*Task to complete*
Read through the data and report every line in which the word "Строительство" occurs.

*Task inputs*
□ □ □ □ □

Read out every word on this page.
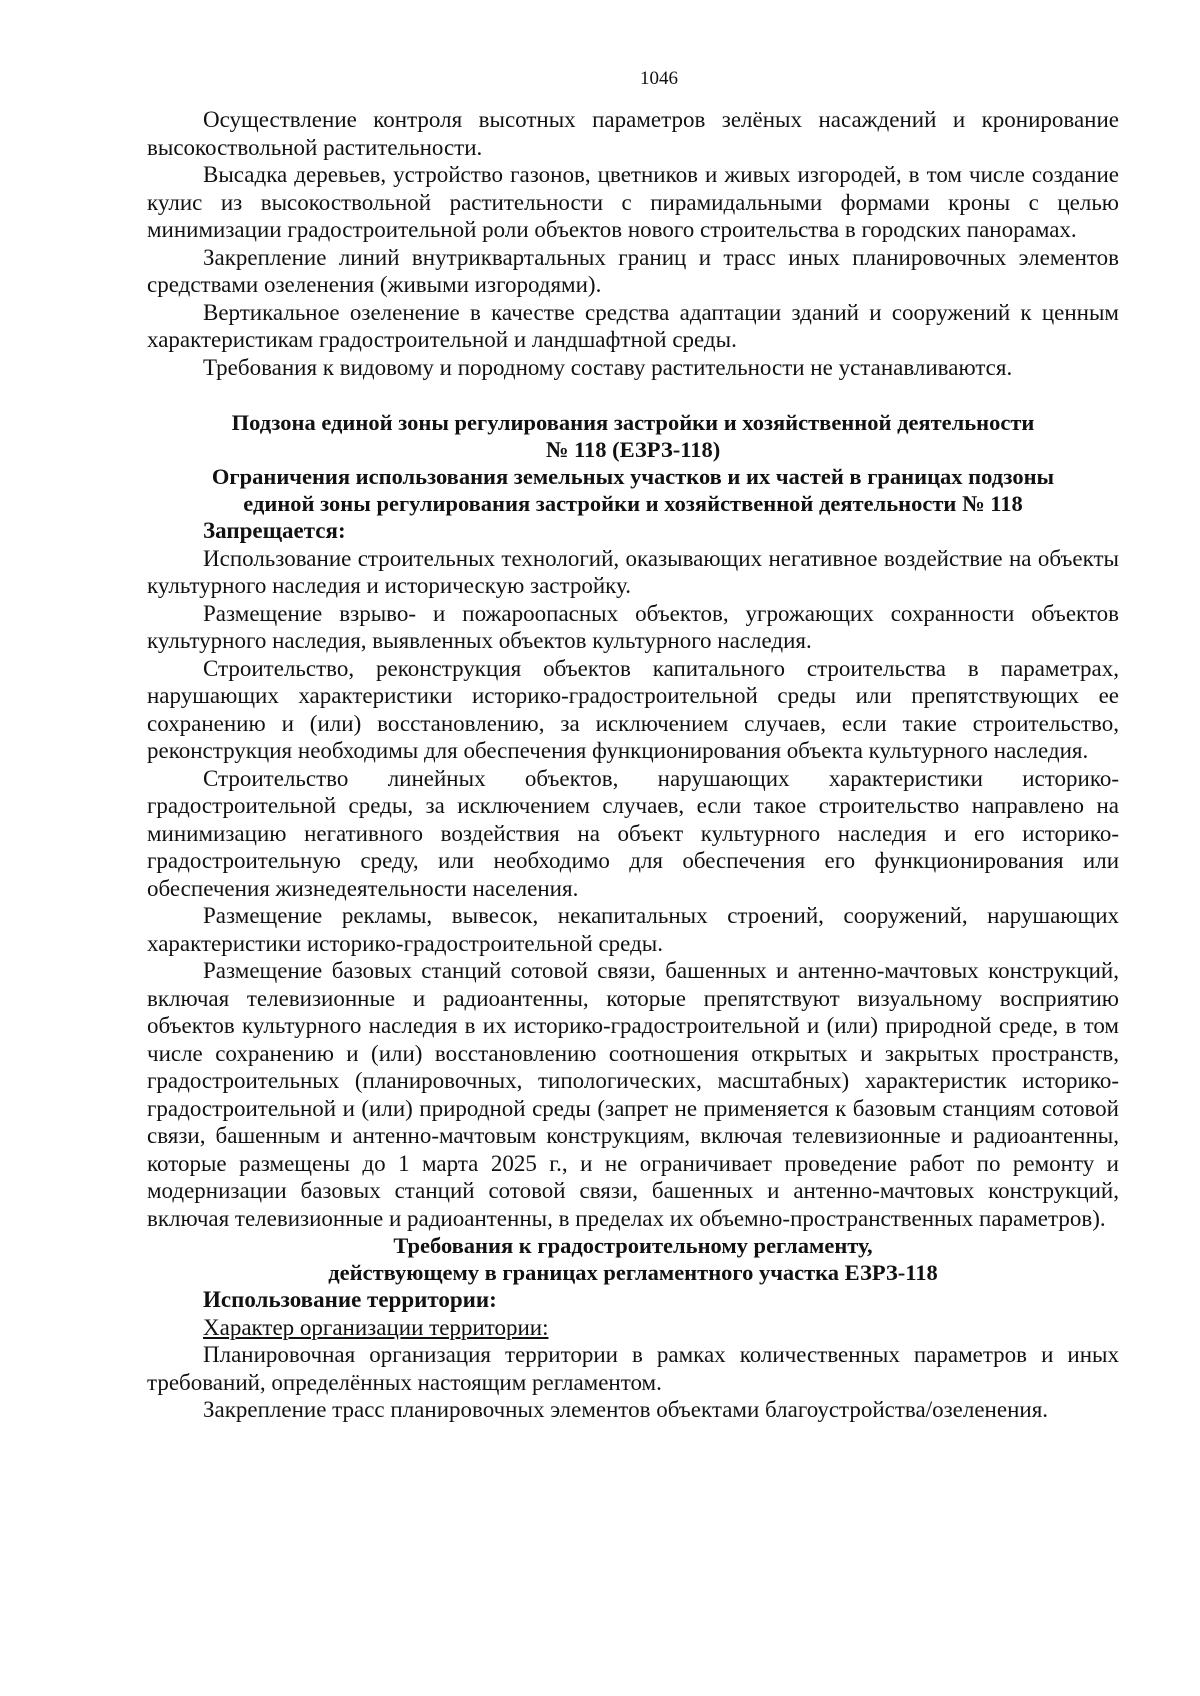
1046

Осуществление контроля высотных параметров зелёных насаждений и кронирование высокоствольной растительности.

Высадка деревьев, устройство газонов, цветников и живых изгородей, в том числе создание кулис из высокоствольной растительности с пирамидальными формами кроны с целью минимизации градостроительной роли объектов нового строительства в городских панорамах.

Закрепление линий внутриквартальных границ и трасс иных планировочных элементов средствами озеленения (живыми изгородями).

Вертикальное озеленение в качестве средства адаптации зданий и сооружений к ценным характеристикам градостроительной и ландшафтной среды.

Требования к видовому и породному составу растительности не устанавливаются.

Подзона единой зоны регулирования застройки и хозяйственной деятельности
№ 118 (ЕЗРЗ-118)
Ограничения использования земельных участков и их частей в границах подзоны
единой зоны регулирования застройки и хозяйственной деятельности № 118
Запрещается:

Использование строительных технологий, оказывающих негативное воздействие на объекты культурного наследия и историческую застройку.

Размещение взрыво- и пожароопасных объектов, угрожающих сохранности объектов культурного наследия, выявленных объектов культурного наследия.

Строительство, реконструкция объектов капитального строительства в параметрах, нарушающих характеристики историко-градостроительной среды или препятствующих ее сохранению и (или) восстановлению, за исключением случаев, если такие строительство, реконструкция необходимы для обеспечения функционирования объекта культурного наследия.

Строительство линейных объектов, нарушающих характеристики историко-градостроительной среды, за исключением случаев, если такое строительство направлено на минимизацию негативного воздействия на объект культурного наследия и его историко-градостроительную среду, или необходимо для обеспечения его функционирования или обеспечения жизнедеятельности населения.

Размещение рекламы, вывесок, некапитальных строений, сооружений, нарушающих характеристики историко-градостроительной среды.

Размещение базовых станций сотовой связи, башенных и антенно-мачтовых конструкций, включая телевизионные и радиоантенны, которые препятствуют визуальному восприятию объектов культурного наследия в их историко-градостроительной и (или) природной среде, в том числе сохранению и (или) восстановлению соотношения открытых и закрытых пространств, градостроительных (планировочных, типологических, масштабных) характеристик историко-градостроительной и (или) природной среды (запрет не применяется к базовым станциям сотовой связи, башенным и антенно-мачтовым конструкциям, включая телевизионные и радиоантенны, которые размещены до 1 марта 2025 г., и не ограничивает проведение работ по ремонту и модернизации базовых станций сотовой связи, башенных и антенно-мачтовых конструкций, включая телевизионные и радиоантенны, в пределах их объемно-пространственных параметров).

Требования к градостроительному регламенту,
действующему в границах регламентного участка ЕЗРЗ-118
Использование территории:
Характер организации территории:

Планировочная организация территории в рамках количественных параметров и иных требований, определённых настоящим регламентом.

Закрепление трасс планировочных элементов объектами благоустройства/озеленения.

□ □ □ □ □

*Correct result*
Строительство, реконструкция объектов капитального строительства в параметрах, нарушающих характеристики историко-градостроительной среды или препятствующих ее сохранению и (или) восстановлению, за исключением случаев, если такие строительство, реконструкция необходимы для обеспечения функционирования объекта культурного наследия.
Строительство линейных объектов, нарушающих характеристики историко-градостроительной среды, за исключением случаев, если такое строительство направлено на минимизацию негативного воздействия на объект культурного наследия и его историко-градостроительную среду, или необходимо для обеспечения его функционирования или обеспечения жизнедеятельности населения.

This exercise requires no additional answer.